WRITTEN EXERCISE>
Please repeat the data that opens with the line containing "- tool-line[interactable]: —" and closes with the line containing "- microphone-icon[interactable]: 🎙︎: [1104, 701, 1118, 714]", both ends included.

------------------------

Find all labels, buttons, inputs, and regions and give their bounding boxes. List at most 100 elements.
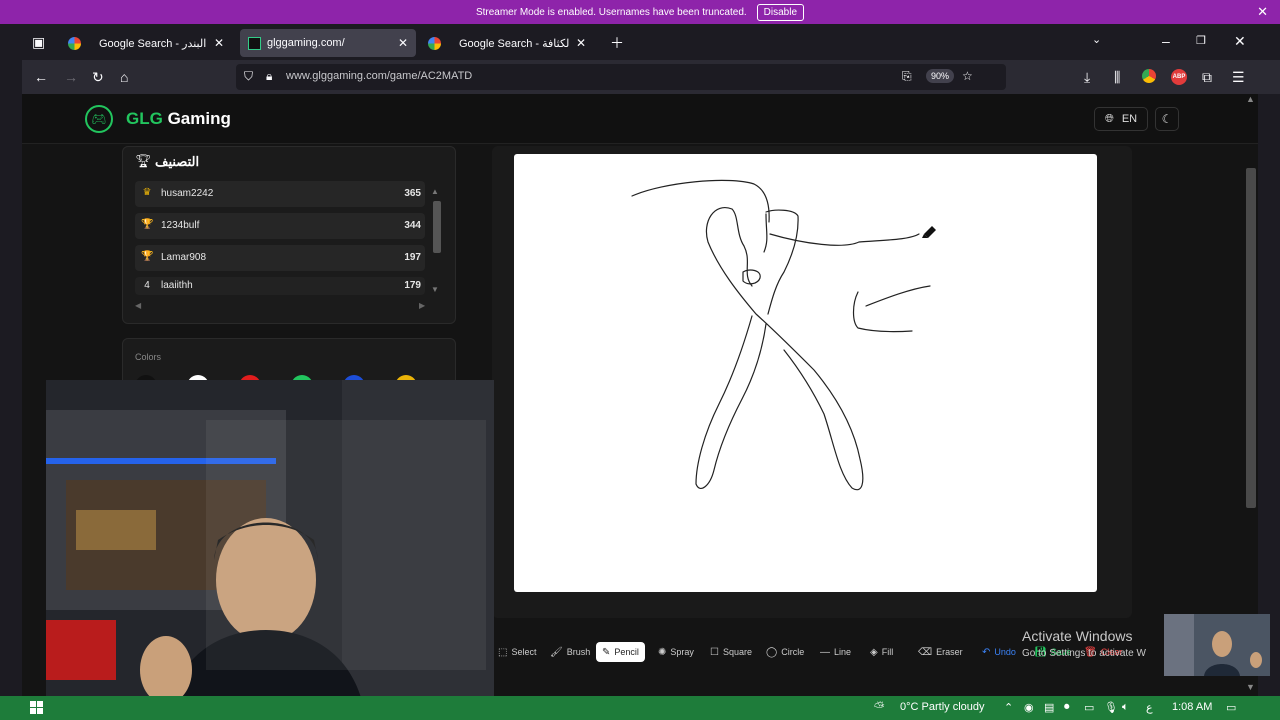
- tool-line[interactable]: — Line: [814, 642, 857, 662]
- undo-button[interactable]: ↶ Undo: [976, 642, 1022, 662]
- window-close-icon[interactable]: ✕: [1234, 33, 1246, 50]
- battery-icon[interactable]: ▭: [1084, 701, 1094, 714]
- bookmark-star-icon[interactable]: ☆: [962, 69, 973, 83]
- weather-text[interactable]: 0°C Partly cloudy: [900, 701, 985, 713]
- scroll-down-icon[interactable]: ▼: [1246, 682, 1255, 692]
- record-icon[interactable]: ⏺: [1064, 701, 1070, 714]
- input-language[interactable]: ع: [1146, 701, 1153, 714]
- tool-pencil[interactable]: ✎ Pencil: [596, 642, 645, 662]
- gamepad-logo-icon[interactable]: 🎮︎: [85, 105, 113, 133]
- adblock-plus-icon[interactable]: ABP: [1171, 69, 1187, 85]
- restore-icon[interactable]: ❐: [1196, 34, 1206, 47]
- square-icon: ☐: [710, 646, 719, 658]
- new-tab-icon[interactable]: ＋: [610, 33, 624, 53]
- tool-circle[interactable]: ◯ Circle: [760, 642, 810, 662]
- microphone-icon[interactable]: 🎙︎: [1104, 701, 1118, 714]
- tab-label: Google Search - صيغة الكثافة: [459, 37, 570, 50]
- tool-brush[interactable]: 🖌︎ Brush: [544, 642, 596, 662]
- tool-select[interactable]: ⬚ Select: [492, 642, 542, 662]
- obs-icon[interactable]: ◉: [1024, 701, 1034, 714]
- glg-favicon-icon: [248, 36, 261, 50]
- zoom-level[interactable]: 90%: [926, 69, 955, 83]
- scroll-left-icon[interactable]: ◀: [135, 301, 141, 310]
- url-bar[interactable]: ⛉ 🔒︎ www.glggaming.com/game/AC2MATD ⎘ 90…: [236, 64, 1006, 90]
- select-icon: ⬚: [498, 646, 508, 658]
- canvas-container: [492, 146, 1132, 618]
- close-icon[interactable]: ✕: [1257, 4, 1268, 20]
- tool-fill[interactable]: ◈ Fill: [864, 642, 899, 662]
- close-tab-icon[interactable]: ✕: [398, 36, 408, 50]
- chevron-up-icon[interactable]: ⌃: [1004, 701, 1013, 714]
- disable-button[interactable]: Disable: [756, 3, 805, 21]
- shield-icon[interactable]: ⛉: [244, 69, 253, 84]
- list-tabs-icon[interactable]: ⌄: [1092, 33, 1101, 46]
- volume-icon[interactable]: 🔈︎: [1122, 701, 1129, 714]
- back-icon[interactable]: ←: [34, 68, 48, 86]
- windows-start-icon[interactable]: [30, 701, 43, 714]
- tray-app-icon[interactable]: ▤: [1044, 701, 1054, 714]
- tool-label: Line: [834, 647, 852, 657]
- leaderboard-panel: 🏆︎ التصنيف ♛ husam2242 365 🏆 1234bulf 34…: [122, 146, 456, 324]
- tool-eraser[interactable]: ⌫ Eraser: [912, 642, 969, 662]
- downloads-icon[interactable]: ⤓: [1084, 68, 1090, 86]
- leaderboard-row: 🏆 1234bulf 344: [135, 213, 425, 239]
- library-icon[interactable]: ⫼: [1114, 68, 1120, 86]
- chrome-extension-icon[interactable]: [1142, 69, 1156, 83]
- pencil-cursor-icon: [922, 226, 936, 238]
- lock-icon[interactable]: 🔒︎: [266, 69, 272, 84]
- crown-icon: ♛: [142, 187, 152, 198]
- forward-icon[interactable]: →: [64, 68, 78, 86]
- menu-icon[interactable]: ☰: [1232, 68, 1245, 86]
- drawing-stroke: [852, 291, 913, 333]
- navigation-bar: ← → ↻ ⌂ ⛉ 🔒︎ www.glggaming.com/game/AC2M…: [22, 60, 1280, 94]
- minimize-icon[interactable]: –: [1162, 33, 1170, 49]
- player-name: Lamar908: [161, 252, 207, 263]
- language-button[interactable]: 🌐︎ EN: [1094, 107, 1149, 131]
- site-logo[interactable]: GLG Gaming: [126, 109, 231, 129]
- home-icon[interactable]: ⌂: [120, 68, 128, 86]
- player-score: 344: [404, 220, 421, 231]
- reader-view-icon[interactable]: ⎘: [902, 69, 912, 84]
- clock[interactable]: 1:08 AM: [1172, 701, 1212, 713]
- leaderboard-title: التصنيف: [155, 154, 200, 169]
- scroll-down-icon[interactable]: ▼: [431, 285, 439, 294]
- banner-message: Streamer Mode is enabled. Usernames have…: [475, 6, 747, 18]
- tool-label: Square: [722, 647, 752, 657]
- scroll-thumb[interactable]: [433, 201, 441, 253]
- page-scrollbar[interactable]: ▲ ▼: [1244, 94, 1258, 692]
- page-scroll-thumb[interactable]: [1246, 168, 1256, 508]
- leaderboard-row: ♛ husam2242 365: [135, 181, 425, 207]
- drawing-stroke: [865, 285, 931, 307]
- scroll-right-icon[interactable]: ▶: [419, 301, 425, 310]
- tab-strip: ▣ Google Search - ما هو البندر ✕ glggami…: [22, 24, 1280, 60]
- reload-icon[interactable]: ↻: [92, 68, 104, 86]
- tool-spray[interactable]: ✺ Spray: [652, 642, 700, 662]
- bronze-trophy-icon: 🏆: [141, 251, 154, 262]
- tool-square[interactable]: ☐ Square: [704, 642, 758, 662]
- tool-label: Brush: [566, 647, 591, 657]
- close-tab-icon[interactable]: ✕: [576, 36, 586, 50]
- url-text[interactable]: www.glggaming.com/game/AC2MATD: [286, 70, 472, 82]
- drawing-stroke: [731, 208, 753, 287]
- leaderboard-row: 4 laaiithh 179: [135, 277, 425, 295]
- weather-icon[interactable]: ⛅︎: [874, 699, 884, 715]
- scroll-up-icon[interactable]: ▲: [1246, 94, 1255, 104]
- close-tab-icon[interactable]: ✕: [214, 36, 224, 50]
- tab-google-search-1[interactable]: Google Search - ما هو البندر ✕: [60, 29, 232, 57]
- google-favicon-icon: [428, 36, 441, 50]
- brush-icon: 🖌︎: [550, 646, 563, 658]
- dark-mode-toggle[interactable]: ☾: [1155, 107, 1179, 131]
- leaderboard-scrollbar[interactable]: ▲ ▼: [431, 187, 441, 295]
- tab-glggaming[interactable]: glggaming.com/ ✕: [240, 29, 416, 57]
- fill-icon: ◈: [870, 646, 878, 658]
- tab-google-search-2[interactable]: Google Search - صيغة الكثافة ✕: [420, 29, 594, 57]
- tab-overview-icon[interactable]: ▣: [32, 34, 45, 51]
- streamer-mode-banner: Streamer Mode is enabled. Usernames have…: [0, 0, 1280, 24]
- scroll-up-icon[interactable]: ▲: [431, 187, 439, 196]
- site-header: 🎮︎ GLG Gaming 🌐︎ EN ☾: [22, 94, 1258, 144]
- colors-label: Colors: [135, 352, 162, 362]
- webcam-small-overlay: [1164, 614, 1270, 676]
- drawing-canvas[interactable]: [514, 154, 1097, 592]
- notification-icon[interactable]: ▭: [1226, 701, 1236, 714]
- extensions-icon[interactable]: ⧉: [1202, 68, 1212, 86]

------------------------

THE OUTPUT>
- tool-line[interactable]: — Line: [814, 642, 857, 662]
- undo-button[interactable]: ↶ Undo: [976, 642, 1022, 662]
- window-close-icon[interactable]: ✕: [1234, 33, 1246, 50]
- battery-icon[interactable]: ▭: [1084, 701, 1094, 714]
- bookmark-star-icon[interactable]: ☆: [962, 69, 973, 83]
- weather-text[interactable]: 0°C Partly cloudy: [900, 701, 985, 713]
- scroll-down-icon[interactable]: ▼: [1246, 682, 1255, 692]
- record-icon[interactable]: ⏺: [1064, 701, 1070, 714]
- input-language[interactable]: ع: [1146, 701, 1153, 714]
- tool-pencil[interactable]: ✎ Pencil: [596, 642, 645, 662]
- gamepad-logo-icon[interactable]: 🎮︎: [85, 105, 113, 133]
- adblock-plus-icon[interactable]: ABP: [1171, 69, 1187, 85]
- restore-icon[interactable]: ❐: [1196, 34, 1206, 47]
- square-icon: ☐: [710, 646, 719, 658]
- new-tab-icon[interactable]: ＋: [610, 33, 624, 53]
- tool-circle[interactable]: ◯ Circle: [760, 642, 810, 662]
- microphone-icon[interactable]: 🎙︎: [1104, 701, 1118, 714]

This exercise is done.